PROVIDED INFORMATION:
# # #

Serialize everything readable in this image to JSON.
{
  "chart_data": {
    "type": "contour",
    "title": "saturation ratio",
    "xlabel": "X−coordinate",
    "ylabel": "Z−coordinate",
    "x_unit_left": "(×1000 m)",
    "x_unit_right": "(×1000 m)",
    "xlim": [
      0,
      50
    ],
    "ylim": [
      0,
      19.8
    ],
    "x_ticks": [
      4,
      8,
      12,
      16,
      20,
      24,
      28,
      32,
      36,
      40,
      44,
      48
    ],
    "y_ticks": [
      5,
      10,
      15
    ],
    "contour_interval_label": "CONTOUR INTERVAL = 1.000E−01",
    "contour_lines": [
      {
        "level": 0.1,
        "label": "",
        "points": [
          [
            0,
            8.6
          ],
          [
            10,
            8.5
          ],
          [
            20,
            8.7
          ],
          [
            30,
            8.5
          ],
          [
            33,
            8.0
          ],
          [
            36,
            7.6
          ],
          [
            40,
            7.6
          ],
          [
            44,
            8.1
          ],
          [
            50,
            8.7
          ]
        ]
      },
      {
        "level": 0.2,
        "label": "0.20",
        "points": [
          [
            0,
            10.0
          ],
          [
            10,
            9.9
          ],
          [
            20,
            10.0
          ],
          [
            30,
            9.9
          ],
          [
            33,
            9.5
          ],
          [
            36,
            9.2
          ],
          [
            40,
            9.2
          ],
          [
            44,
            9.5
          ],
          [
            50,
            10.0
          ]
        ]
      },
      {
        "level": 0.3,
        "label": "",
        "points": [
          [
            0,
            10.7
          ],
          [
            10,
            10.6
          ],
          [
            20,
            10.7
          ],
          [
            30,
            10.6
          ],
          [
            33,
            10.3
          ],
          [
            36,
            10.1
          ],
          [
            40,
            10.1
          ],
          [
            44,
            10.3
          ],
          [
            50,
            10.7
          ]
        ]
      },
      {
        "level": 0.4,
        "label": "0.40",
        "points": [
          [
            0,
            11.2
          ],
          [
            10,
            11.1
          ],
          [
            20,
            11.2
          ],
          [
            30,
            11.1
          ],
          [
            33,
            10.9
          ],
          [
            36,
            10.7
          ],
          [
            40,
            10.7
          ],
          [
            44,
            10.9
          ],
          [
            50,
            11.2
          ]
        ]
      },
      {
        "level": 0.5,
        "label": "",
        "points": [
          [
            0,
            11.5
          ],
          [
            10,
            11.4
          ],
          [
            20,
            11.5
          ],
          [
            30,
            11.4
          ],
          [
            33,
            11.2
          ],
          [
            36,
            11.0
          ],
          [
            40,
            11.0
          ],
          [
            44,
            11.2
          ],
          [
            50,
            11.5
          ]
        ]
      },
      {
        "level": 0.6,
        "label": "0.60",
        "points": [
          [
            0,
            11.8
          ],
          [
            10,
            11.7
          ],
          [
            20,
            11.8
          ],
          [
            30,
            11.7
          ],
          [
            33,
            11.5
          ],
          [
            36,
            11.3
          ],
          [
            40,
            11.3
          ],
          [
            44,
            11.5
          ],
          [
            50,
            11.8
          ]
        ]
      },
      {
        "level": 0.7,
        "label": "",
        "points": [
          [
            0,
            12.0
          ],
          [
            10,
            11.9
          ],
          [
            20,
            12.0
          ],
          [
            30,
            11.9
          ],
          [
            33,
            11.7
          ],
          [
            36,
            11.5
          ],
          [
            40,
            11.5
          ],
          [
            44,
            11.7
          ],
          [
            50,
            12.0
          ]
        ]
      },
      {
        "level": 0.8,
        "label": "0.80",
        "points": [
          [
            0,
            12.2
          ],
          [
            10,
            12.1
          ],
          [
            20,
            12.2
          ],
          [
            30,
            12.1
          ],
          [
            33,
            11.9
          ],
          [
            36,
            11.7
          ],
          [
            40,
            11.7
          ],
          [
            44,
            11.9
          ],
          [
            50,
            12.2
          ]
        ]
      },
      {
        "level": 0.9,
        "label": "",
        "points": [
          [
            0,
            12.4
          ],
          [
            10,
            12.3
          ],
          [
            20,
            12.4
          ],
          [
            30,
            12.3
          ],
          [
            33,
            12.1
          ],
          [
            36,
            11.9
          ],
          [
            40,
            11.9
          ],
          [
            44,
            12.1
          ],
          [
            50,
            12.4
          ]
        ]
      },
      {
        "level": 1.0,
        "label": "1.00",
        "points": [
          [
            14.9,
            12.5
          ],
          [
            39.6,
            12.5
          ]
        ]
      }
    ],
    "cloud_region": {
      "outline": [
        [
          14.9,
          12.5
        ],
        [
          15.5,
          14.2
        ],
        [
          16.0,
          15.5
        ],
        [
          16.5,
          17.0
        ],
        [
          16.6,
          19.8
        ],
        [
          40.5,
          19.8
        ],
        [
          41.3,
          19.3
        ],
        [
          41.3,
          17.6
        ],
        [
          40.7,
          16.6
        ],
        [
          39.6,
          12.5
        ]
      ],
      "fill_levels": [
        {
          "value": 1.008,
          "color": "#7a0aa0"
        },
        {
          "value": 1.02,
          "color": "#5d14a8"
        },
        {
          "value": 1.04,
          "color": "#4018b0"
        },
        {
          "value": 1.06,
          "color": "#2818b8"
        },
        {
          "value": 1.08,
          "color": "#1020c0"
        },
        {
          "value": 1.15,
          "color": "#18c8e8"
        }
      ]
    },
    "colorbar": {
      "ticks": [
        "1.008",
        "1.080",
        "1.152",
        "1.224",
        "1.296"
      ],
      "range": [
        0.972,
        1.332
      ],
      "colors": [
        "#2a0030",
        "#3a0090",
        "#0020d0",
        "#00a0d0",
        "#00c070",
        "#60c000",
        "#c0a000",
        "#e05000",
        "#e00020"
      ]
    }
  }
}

# # #

Establish how many lines of the material above hold the word "coordinate". Nothing but the count should be returned.

RESULT FOR THIS TASK: 2